▶ REQUEST
Count how many lines of the material below have the word "Absorb" and give only the number.

▶ RECORDS SUPPLIED
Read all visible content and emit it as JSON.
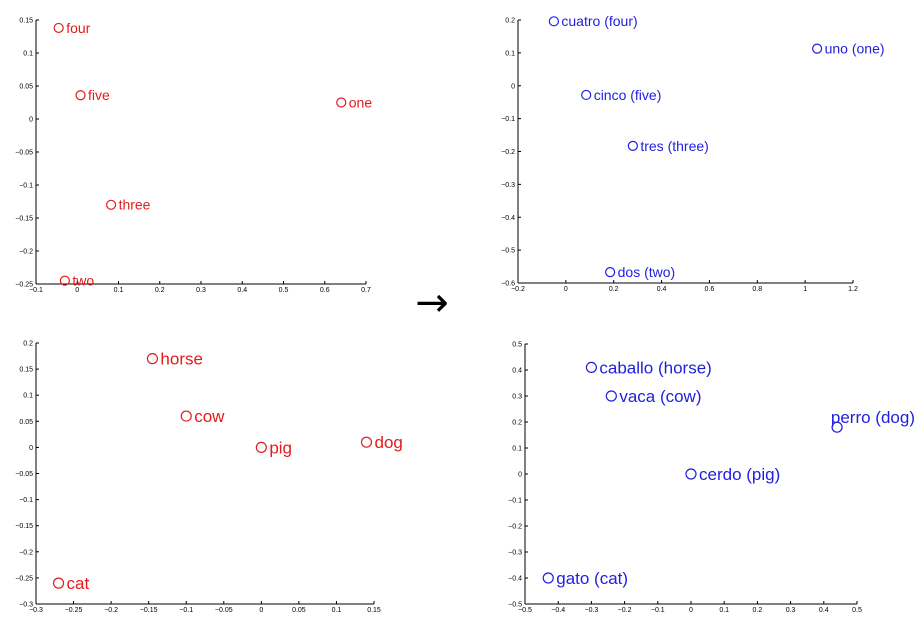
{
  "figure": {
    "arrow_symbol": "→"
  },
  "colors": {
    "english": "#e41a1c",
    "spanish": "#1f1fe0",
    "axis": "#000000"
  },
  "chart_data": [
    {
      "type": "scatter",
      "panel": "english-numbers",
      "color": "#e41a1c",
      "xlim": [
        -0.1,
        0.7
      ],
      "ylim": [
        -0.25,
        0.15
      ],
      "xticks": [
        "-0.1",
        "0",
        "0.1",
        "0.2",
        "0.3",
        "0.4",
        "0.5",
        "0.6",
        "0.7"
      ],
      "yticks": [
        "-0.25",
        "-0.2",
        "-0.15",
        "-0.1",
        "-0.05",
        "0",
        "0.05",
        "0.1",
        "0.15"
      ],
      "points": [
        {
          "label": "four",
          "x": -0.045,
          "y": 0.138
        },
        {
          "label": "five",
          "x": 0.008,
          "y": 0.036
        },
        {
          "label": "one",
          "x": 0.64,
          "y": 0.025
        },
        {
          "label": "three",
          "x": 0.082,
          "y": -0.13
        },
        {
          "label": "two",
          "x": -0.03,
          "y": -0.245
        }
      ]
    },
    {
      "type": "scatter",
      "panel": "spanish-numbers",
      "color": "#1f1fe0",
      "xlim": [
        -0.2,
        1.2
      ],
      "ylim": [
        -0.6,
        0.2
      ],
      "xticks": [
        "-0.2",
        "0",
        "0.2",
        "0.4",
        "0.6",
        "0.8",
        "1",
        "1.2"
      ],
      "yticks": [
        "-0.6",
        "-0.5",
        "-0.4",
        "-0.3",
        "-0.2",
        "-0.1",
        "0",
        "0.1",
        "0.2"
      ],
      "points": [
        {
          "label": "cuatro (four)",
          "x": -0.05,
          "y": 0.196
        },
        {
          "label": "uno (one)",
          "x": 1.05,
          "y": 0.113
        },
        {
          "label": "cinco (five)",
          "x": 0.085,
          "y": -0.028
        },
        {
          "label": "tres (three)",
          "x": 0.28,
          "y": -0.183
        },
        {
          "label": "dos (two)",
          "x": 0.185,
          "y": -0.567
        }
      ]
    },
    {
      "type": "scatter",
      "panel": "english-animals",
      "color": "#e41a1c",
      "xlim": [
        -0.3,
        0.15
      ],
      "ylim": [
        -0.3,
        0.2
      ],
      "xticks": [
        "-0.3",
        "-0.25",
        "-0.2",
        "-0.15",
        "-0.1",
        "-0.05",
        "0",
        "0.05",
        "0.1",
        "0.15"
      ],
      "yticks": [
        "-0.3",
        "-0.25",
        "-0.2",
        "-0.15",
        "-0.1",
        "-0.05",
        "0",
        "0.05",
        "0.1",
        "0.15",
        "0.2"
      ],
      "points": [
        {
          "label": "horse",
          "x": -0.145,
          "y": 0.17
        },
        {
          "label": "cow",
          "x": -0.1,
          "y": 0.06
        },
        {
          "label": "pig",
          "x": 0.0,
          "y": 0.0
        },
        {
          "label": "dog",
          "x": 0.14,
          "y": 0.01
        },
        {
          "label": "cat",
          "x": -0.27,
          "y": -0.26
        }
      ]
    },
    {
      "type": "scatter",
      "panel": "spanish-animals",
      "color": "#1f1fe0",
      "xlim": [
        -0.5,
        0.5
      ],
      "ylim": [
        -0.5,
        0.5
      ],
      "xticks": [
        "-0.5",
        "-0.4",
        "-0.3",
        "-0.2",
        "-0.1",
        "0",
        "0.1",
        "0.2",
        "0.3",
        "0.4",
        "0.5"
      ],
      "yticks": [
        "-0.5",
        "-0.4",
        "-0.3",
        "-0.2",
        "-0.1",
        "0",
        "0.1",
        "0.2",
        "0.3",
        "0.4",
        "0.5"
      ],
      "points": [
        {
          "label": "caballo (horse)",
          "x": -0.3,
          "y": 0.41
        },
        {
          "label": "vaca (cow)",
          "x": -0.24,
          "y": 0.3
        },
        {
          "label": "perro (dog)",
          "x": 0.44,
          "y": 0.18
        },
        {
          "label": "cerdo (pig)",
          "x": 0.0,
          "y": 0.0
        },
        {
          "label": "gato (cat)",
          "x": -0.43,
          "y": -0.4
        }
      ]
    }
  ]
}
...
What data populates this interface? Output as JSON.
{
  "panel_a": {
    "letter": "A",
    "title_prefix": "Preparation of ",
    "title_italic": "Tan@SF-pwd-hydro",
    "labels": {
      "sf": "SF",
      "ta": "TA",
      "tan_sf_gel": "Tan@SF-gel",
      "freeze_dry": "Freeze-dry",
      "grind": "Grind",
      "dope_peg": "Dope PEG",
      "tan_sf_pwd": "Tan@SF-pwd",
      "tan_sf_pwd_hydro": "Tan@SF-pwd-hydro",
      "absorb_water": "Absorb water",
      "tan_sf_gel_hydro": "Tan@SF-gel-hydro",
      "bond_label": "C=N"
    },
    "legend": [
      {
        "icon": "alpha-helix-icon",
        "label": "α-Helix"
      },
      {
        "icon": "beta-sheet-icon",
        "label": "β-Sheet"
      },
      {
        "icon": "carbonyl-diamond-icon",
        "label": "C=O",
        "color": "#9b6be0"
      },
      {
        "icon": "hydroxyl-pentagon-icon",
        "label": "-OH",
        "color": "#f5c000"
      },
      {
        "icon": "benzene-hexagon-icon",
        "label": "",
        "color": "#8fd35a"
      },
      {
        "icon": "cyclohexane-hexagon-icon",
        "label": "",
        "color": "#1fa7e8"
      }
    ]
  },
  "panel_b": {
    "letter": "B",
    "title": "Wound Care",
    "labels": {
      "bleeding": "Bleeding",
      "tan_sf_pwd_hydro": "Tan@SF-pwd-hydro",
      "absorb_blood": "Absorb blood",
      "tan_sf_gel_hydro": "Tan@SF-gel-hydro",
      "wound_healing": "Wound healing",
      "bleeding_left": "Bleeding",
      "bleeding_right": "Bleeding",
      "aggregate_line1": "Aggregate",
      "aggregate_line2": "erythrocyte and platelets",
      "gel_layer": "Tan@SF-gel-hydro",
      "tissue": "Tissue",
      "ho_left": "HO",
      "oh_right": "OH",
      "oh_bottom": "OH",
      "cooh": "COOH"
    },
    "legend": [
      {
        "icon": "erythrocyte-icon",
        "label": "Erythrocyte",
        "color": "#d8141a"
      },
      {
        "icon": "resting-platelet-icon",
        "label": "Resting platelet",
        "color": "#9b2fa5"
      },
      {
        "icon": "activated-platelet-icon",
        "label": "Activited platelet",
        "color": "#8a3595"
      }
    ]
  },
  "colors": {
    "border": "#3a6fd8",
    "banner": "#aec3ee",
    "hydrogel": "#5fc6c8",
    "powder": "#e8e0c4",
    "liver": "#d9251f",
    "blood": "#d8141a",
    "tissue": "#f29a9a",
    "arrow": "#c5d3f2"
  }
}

▶ RESPONSE FOR THIS EXERCISE
2